*** Provided records ***

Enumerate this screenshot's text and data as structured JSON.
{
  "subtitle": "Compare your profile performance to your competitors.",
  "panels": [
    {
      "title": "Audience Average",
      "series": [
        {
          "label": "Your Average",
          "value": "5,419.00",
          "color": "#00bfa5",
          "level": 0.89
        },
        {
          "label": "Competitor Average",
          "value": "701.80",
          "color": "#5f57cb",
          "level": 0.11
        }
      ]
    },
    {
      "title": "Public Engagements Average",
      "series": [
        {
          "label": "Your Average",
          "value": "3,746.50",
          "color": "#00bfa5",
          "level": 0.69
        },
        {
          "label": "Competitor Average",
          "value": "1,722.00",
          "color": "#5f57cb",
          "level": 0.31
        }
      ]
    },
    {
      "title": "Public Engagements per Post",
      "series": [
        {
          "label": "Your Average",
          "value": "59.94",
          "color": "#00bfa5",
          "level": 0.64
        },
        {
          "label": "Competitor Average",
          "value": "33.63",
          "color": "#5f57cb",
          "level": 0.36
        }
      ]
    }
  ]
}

***

* _Task_
Return every record, word for word.

* _Written solution_
Enumerate this screenshot's text and data as structured JSON.
{
  "subtitle": "Compare your profile performance to your competitors.",
  "panels": [
    {
      "title": "Audience Average",
      "series": [
        {
          "label": "Your Average",
          "value": "5,419.00",
          "color": "#00bfa5",
          "level": 0.89
        },
        {
          "label": "Competitor Average",
          "value": "701.80",
          "color": "#5f57cb",
          "level": 0.11
        }
      ]
    },
    {
      "title": "Public Engagements Average",
      "series": [
        {
          "label": "Your Average",
          "value": "3,746.50",
          "color": "#00bfa5",
          "level": 0.69
        },
        {
          "label": "Competitor Average",
          "value": "1,722.00",
          "color": "#5f57cb",
          "level": 0.31
        }
      ]
    },
    {
      "title": "Public Engagements per Post",
      "series": [
        {
          "label": "Your Average",
          "value": "59.94",
          "color": "#00bfa5",
          "level": 0.64
        },
        {
          "label": "Competitor Average",
          "value": "33.63",
          "color": "#5f57cb",
          "level": 0.36
        }
      ]
    }
  ]
}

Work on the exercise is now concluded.